Quote the rows between the line holding "Find all labels, buttons, inputs, and" and the line holding "project-name: Audi Intervew", inclusive, without changing anything.

· · ·

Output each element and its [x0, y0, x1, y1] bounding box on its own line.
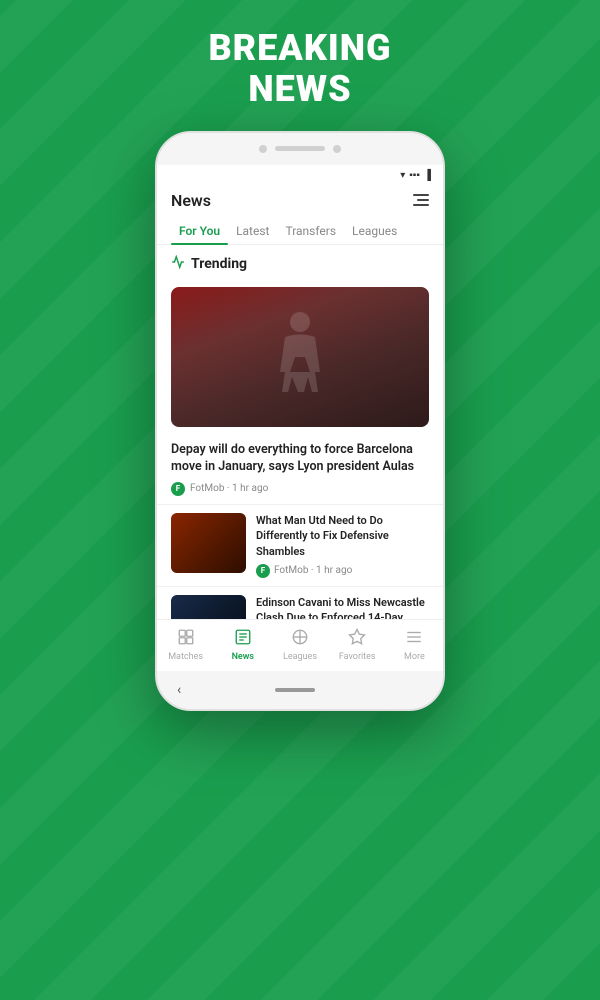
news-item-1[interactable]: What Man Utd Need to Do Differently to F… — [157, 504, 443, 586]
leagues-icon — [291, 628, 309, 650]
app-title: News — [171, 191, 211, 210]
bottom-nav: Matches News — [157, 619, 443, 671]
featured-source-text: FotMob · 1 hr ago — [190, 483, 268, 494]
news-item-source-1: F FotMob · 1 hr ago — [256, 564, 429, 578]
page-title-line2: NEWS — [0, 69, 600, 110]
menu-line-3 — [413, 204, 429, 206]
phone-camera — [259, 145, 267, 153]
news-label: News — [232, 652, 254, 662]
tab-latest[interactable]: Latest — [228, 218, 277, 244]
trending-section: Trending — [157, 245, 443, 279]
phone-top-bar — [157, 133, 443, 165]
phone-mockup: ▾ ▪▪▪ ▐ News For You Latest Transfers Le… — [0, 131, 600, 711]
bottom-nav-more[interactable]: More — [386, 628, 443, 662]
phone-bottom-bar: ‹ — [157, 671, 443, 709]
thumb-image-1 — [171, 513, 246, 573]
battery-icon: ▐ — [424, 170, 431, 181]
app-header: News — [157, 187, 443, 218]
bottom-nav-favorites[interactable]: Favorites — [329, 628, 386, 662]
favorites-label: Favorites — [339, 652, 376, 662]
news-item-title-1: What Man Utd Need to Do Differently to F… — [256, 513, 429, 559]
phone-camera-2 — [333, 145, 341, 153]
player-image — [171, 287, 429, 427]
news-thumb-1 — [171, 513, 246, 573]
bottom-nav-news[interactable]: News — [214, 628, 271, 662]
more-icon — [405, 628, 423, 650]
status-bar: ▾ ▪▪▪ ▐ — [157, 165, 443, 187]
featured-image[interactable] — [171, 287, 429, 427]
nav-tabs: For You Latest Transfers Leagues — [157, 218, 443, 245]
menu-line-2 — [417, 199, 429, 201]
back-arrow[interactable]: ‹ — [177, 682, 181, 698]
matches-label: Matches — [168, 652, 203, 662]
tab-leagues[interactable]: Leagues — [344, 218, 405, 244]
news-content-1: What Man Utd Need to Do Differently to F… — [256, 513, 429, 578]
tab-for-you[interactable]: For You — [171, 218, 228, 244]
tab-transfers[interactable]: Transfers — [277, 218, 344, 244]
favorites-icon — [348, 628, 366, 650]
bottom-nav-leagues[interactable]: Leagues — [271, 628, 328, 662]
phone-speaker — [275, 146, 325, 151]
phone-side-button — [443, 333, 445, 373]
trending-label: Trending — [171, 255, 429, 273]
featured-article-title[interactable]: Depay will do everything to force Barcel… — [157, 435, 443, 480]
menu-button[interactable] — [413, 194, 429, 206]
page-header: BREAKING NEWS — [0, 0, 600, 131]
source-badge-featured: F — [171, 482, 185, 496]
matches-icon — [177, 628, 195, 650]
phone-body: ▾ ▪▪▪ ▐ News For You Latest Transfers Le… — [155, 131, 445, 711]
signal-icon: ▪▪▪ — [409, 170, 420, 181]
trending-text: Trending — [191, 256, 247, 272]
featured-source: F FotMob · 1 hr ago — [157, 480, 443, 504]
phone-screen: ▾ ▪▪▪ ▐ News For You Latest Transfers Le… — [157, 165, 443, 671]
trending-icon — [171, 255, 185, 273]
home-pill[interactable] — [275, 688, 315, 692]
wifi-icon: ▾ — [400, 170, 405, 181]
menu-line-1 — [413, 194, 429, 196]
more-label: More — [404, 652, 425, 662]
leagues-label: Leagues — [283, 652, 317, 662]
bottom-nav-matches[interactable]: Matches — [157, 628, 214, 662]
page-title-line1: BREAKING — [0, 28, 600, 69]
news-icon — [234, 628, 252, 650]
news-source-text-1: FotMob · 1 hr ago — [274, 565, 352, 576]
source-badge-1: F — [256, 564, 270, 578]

· · ·

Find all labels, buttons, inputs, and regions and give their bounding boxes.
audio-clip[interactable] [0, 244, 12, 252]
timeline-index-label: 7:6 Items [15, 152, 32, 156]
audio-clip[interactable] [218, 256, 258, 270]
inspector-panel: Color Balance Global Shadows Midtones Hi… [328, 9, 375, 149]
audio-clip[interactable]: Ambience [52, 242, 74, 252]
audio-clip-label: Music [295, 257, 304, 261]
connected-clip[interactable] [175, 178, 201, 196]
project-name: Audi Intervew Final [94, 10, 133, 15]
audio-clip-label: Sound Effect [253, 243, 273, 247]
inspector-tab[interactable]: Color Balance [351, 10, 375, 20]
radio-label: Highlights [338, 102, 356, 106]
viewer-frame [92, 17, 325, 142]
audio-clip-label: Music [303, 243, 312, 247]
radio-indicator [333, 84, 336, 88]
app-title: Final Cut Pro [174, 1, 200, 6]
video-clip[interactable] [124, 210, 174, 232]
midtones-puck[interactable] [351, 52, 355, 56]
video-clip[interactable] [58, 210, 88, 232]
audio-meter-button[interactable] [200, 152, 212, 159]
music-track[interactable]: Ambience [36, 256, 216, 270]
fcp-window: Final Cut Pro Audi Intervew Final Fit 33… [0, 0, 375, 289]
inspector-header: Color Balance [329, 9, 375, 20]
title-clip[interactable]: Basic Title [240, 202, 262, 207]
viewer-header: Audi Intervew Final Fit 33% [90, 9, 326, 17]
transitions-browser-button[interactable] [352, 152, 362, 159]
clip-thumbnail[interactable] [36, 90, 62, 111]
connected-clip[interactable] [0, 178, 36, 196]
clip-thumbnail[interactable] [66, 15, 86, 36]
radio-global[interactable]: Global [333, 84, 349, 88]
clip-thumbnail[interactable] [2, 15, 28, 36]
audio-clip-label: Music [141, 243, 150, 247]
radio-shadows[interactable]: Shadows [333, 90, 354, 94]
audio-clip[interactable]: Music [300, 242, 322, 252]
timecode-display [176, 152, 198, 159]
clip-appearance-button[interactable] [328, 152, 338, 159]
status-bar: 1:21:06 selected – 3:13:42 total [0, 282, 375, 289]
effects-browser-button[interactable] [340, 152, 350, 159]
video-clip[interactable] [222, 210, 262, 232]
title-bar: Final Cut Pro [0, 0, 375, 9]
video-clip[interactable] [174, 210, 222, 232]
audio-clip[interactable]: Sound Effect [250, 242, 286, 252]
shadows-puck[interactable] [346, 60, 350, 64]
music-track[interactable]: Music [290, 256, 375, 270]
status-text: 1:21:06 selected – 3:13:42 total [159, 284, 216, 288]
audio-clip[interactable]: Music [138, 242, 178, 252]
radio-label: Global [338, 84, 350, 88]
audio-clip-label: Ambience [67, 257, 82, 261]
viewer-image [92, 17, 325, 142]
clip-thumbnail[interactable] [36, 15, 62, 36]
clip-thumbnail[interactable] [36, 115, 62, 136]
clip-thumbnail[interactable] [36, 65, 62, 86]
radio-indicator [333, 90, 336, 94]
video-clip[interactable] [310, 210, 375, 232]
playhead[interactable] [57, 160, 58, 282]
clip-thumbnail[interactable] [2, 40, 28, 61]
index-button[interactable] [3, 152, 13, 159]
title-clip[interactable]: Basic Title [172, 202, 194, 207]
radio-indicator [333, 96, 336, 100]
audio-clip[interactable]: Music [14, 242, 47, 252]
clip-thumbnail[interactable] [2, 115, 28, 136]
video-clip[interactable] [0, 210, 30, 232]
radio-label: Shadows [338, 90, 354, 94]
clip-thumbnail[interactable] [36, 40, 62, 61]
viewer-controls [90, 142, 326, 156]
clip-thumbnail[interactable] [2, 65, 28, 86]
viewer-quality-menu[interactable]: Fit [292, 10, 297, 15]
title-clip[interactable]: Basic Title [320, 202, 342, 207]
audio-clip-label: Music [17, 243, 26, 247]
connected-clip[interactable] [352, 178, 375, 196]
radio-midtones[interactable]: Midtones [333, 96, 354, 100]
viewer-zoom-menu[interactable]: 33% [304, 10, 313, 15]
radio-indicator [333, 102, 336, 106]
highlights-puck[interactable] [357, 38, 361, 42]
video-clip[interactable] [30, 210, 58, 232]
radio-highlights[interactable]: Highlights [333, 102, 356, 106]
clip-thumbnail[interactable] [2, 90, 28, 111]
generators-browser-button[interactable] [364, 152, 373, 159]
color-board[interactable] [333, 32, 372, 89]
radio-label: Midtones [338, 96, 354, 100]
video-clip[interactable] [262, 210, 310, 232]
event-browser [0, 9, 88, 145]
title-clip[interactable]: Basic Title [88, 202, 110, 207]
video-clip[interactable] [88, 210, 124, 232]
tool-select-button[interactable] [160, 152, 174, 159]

· · ·

Correct output:
Find all labels, buttons, inputs, and regions and give their bounding boxes.
audio-clip[interactable] [0, 244, 12, 252]
timeline-index-label: 7:6 Items [15, 152, 32, 156]
audio-clip[interactable] [218, 256, 258, 270]
inspector-panel: Color Balance Global Shadows Midtones Hi… [328, 9, 375, 149]
audio-clip[interactable]: Ambience [52, 242, 74, 252]
audio-clip-label: Music [295, 257, 304, 261]
connected-clip[interactable] [175, 178, 201, 196]
project-name: Audi Intervew Final [94, 10, 133, 15]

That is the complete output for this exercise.